§ **PASSAGE TO READ**
------------
Angels in America: Progress is slow
“Angels in America” opens abtruptly, with two pairs of actors which suddenly appear on stage into the arms of the audience and begin to deliberate on serious subjects such as abandonment, betrayal, illness and death. Thusly begins the play, one of the most important theatre events of recent years in Tirana, on the stage of arTrubina.
Angels in America poster.
Director Arben Kumbaro has done justice to Tony Kushner’s original drama, one of the most celebrated plays worldwide, which interweaves the complex themes and events that took America by storm at the end of the 1980s. The alarming spread of the AIDS virus, homosexuality, Reagan politics, religion and faith, betrayal and morality are all juxtaposed against a background which explores the dichotomy between societal progress and regress. Though set in a very specific place and time, there is certainly a universal and timeless nature to the play which is revealed precisely through its success in such an unlikely country and more than 30 years later, Albania in 2019.
Due to its powerful complexity and timeliness, the play went on to win a slew of prestigious awards in America. Kumbaro has synthesized the original play, which is divided into two separate temporal plot lines entitled Millennium Approaches and Perestroika, into two hours. He has mainly focused on the second part of the original drama, with the title referring to the liberal reforms, associated with Gorbachev, that eventually led to the dissolution of the Soviet Union.
From the opening act of the show, photo source: facebook.com/officialteatrikombetar.
With the fall of the Berlin Wall, the U.S. gradually assumes its role as leader of the new world order. This is the situation we find in “Angels in America”: the problematic position of country that, while ready to export a faulty ideology abroad, is not prepared to manage the current challenges at home. The challenges were many but are perhaps best exemplified by the AIDS virus, which began its spread in the beginning of the 80s yet was not mentioned by Reagan until 1985.
In Albania, the audience becomes familiar, for the very first time, to the story of two New York couples, that of the Mormon lawyer Joe Pitt (Donald Shehu) and his wife Harper (Ina Gjonçi) and that between Louis Ironson (Laert Vasili) and his boyfriend Prior Walter (Genti Deçka). The fates of these couples are interlinked as Joe becomes involved with Louis, suddenly single after finding that his former partner has contracted AIDS. Harper and Prior’s fates are connected through their abandonment from their previous partners, their conditions exploring one of American society’s most widespread ills: loneliness.
Donald Shehu and Laert Vasili in their roles as Joe Pitt and Louis Ironson. Photo source: facebook.com/officialteatrikombetar.
Ina Gjonçi as Harper Pitt, photo source: facebook.com/officialteatrikombetar.
------------
§ **LIST OF TASKS**
1) According to the Angels in America review, which part of the original drama did the director mainly focus on?
2) Reproduce, word for word, the part of the Angels in America review that opens with the words containing "Director Arben Kumbaro" and closes with "Albania in 2019.".

§ **Structured page parsing data**
------------
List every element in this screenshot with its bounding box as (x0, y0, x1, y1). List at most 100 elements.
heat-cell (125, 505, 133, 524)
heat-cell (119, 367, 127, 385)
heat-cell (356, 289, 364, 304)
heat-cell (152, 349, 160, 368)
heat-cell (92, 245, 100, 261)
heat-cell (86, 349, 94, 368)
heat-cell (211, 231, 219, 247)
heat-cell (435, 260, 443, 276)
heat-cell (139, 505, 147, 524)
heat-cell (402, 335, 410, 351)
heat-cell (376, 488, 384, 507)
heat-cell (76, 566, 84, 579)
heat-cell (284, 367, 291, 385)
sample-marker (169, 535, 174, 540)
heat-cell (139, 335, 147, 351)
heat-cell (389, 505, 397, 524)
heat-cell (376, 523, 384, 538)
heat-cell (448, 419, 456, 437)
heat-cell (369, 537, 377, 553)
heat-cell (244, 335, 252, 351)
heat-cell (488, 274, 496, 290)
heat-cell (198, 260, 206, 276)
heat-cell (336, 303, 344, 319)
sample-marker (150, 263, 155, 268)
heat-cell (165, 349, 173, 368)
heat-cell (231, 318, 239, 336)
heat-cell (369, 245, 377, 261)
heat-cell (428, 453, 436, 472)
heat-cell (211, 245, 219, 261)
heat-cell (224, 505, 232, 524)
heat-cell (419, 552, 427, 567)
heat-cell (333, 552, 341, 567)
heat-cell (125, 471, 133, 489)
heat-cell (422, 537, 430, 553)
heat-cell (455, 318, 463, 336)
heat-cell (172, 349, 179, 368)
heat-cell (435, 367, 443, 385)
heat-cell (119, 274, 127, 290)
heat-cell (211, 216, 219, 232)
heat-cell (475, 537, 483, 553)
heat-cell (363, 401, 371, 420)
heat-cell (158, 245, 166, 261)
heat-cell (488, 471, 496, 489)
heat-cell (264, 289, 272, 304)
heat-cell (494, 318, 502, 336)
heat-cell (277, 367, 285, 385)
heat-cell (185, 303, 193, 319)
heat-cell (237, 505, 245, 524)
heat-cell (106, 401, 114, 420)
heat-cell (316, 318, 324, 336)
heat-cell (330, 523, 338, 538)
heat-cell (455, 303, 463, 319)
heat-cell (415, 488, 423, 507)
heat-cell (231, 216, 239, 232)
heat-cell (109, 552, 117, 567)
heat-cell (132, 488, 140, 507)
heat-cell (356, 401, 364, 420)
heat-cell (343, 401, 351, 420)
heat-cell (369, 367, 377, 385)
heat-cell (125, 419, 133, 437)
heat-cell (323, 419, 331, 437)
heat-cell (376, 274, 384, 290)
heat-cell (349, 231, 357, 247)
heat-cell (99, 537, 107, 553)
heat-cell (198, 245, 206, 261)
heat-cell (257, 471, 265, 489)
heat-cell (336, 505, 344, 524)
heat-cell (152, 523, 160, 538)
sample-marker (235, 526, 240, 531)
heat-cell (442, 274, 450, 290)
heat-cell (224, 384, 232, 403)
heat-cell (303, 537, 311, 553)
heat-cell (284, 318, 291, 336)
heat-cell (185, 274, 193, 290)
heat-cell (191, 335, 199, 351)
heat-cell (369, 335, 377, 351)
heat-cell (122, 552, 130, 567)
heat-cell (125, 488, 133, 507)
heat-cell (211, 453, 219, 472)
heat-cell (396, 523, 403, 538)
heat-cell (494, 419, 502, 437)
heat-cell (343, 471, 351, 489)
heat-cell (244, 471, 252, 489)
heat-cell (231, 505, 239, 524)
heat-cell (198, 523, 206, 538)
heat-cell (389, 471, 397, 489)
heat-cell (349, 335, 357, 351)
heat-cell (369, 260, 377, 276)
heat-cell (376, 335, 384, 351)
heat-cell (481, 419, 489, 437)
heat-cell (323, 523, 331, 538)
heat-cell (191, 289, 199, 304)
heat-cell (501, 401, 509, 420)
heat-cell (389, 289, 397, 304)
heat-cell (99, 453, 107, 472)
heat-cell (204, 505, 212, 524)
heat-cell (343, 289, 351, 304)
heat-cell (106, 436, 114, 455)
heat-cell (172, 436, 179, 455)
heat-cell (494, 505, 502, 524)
------------
§ **RESPONSE LIST**
1) The second part, Perestroika.

2)
Director Arben Kumbaro has done justice to Tony Kushner’s original drama, one of the most celebrated plays worldwide, which interweaves the complex themes and events that took America by storm at the end of the 1980s. The alarming spread of the AIDS virus, homosexuality, Reagan politics, religion and faith, betrayal and morality are all juxtaposed against a background which explores the dichotomy between societal progress and regress. Though set in a very specific place and time, there is certainly a universal and timeless nature to the play which is revealed precisely through its success in such an unlikely country and more than 30 years later, Albania in 2019.